** Short problem **
Say how many lines contain "name", using only the number.
# start of Data in this exercise
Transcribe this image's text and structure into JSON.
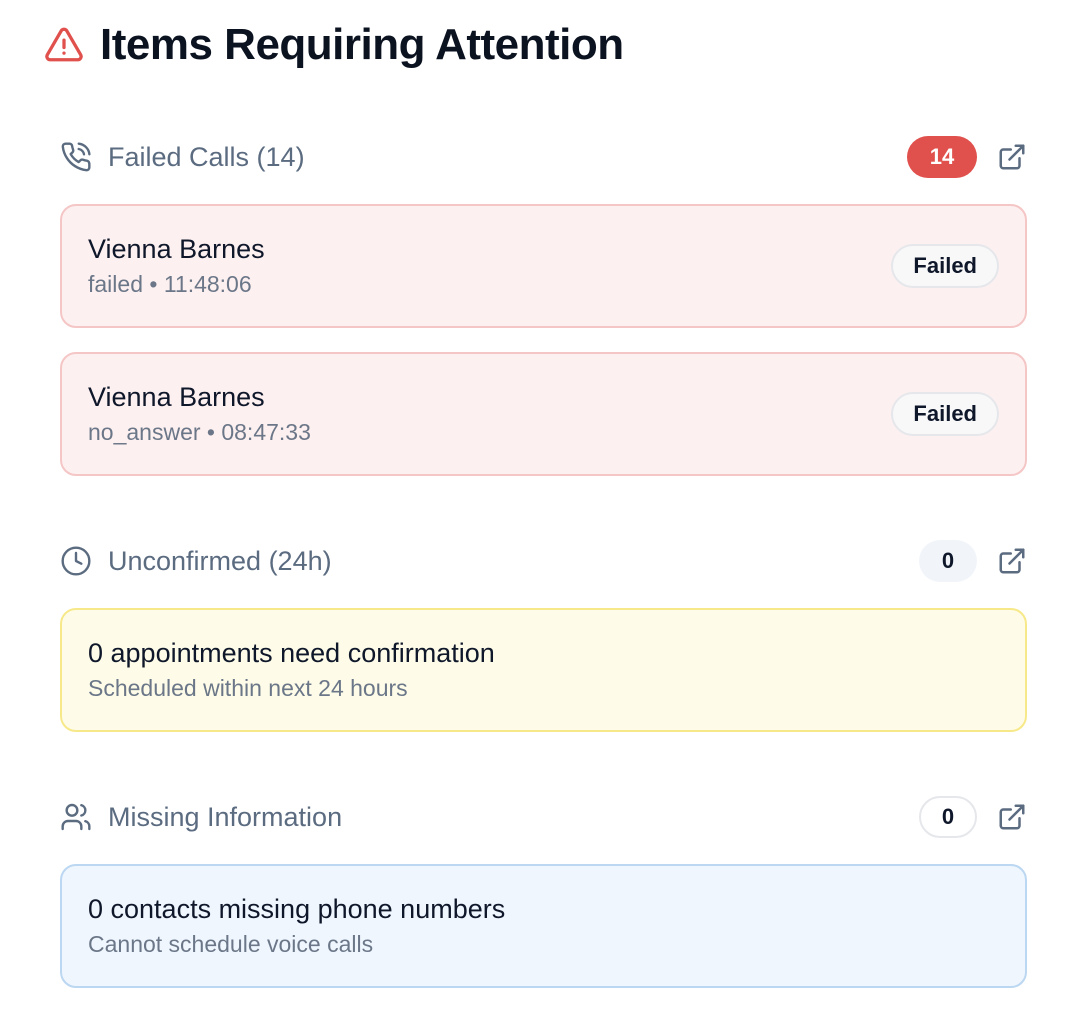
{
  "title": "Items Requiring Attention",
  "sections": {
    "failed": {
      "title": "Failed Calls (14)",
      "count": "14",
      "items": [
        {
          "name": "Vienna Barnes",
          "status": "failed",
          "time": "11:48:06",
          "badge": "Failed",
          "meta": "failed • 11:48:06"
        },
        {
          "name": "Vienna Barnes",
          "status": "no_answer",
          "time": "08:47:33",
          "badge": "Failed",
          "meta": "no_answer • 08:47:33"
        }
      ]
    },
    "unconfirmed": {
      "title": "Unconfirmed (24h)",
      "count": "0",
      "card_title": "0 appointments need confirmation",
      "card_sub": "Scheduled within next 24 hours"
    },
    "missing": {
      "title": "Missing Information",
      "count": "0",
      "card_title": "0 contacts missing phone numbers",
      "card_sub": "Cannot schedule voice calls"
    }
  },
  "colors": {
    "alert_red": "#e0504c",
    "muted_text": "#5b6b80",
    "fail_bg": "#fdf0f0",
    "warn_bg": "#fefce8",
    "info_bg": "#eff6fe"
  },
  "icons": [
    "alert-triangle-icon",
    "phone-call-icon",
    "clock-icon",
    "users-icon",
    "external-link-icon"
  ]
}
# end of Data in this exercise
# start of Data in this exercise
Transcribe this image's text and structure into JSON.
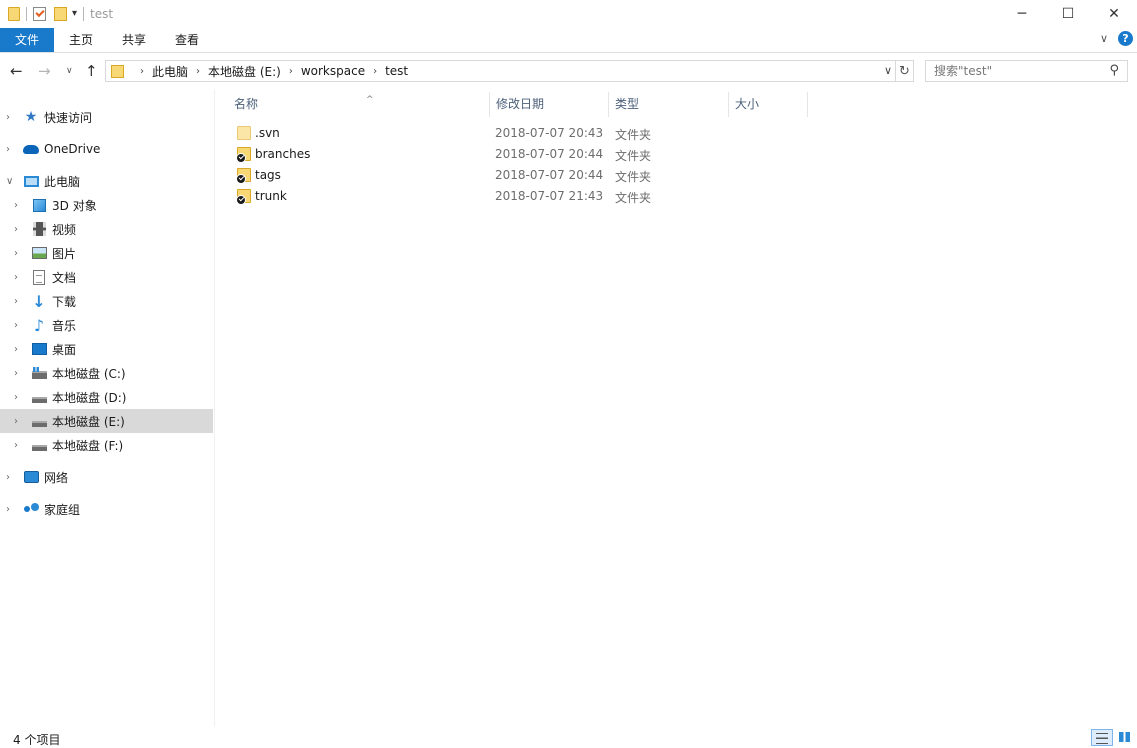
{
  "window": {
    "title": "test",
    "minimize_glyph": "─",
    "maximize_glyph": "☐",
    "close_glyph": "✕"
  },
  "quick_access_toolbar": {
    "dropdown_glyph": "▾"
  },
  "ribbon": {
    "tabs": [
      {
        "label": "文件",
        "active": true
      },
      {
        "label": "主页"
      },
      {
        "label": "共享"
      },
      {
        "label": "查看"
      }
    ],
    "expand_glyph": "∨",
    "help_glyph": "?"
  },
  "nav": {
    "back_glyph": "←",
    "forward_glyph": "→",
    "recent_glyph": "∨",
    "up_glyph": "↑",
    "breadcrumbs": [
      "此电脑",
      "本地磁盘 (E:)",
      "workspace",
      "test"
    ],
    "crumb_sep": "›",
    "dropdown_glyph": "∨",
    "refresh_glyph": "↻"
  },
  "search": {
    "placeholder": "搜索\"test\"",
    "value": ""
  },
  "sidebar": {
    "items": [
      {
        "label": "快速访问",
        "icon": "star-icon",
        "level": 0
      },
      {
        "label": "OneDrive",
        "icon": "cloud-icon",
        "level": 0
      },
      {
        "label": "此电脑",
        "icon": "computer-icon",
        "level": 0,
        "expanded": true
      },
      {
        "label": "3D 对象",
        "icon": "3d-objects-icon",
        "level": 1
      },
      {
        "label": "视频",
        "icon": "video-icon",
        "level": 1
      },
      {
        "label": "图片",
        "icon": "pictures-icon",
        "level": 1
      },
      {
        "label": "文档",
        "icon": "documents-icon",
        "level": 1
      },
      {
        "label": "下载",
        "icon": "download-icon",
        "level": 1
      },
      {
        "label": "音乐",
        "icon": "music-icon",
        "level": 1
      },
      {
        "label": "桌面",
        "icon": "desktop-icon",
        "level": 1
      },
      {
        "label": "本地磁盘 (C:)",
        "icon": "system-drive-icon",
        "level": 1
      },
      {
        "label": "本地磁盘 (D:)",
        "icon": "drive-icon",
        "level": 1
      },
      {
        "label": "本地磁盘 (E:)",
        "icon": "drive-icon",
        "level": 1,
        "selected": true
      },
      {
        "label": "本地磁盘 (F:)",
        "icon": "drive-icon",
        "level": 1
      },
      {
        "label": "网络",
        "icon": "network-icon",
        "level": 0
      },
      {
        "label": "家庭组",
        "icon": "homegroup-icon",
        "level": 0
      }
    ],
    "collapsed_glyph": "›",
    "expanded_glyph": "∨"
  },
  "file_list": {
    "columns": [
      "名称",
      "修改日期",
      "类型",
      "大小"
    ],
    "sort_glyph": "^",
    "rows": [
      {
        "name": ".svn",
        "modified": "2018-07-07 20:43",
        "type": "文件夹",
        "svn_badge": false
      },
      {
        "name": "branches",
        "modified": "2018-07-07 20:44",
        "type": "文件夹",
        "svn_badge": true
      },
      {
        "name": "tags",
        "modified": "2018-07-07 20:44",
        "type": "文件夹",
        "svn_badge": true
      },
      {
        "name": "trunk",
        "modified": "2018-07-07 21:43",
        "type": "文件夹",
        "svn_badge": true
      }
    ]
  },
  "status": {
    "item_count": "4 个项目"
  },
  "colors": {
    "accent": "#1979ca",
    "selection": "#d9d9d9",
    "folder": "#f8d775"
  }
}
# end of Data in this exercise
** Result for this exercise **
6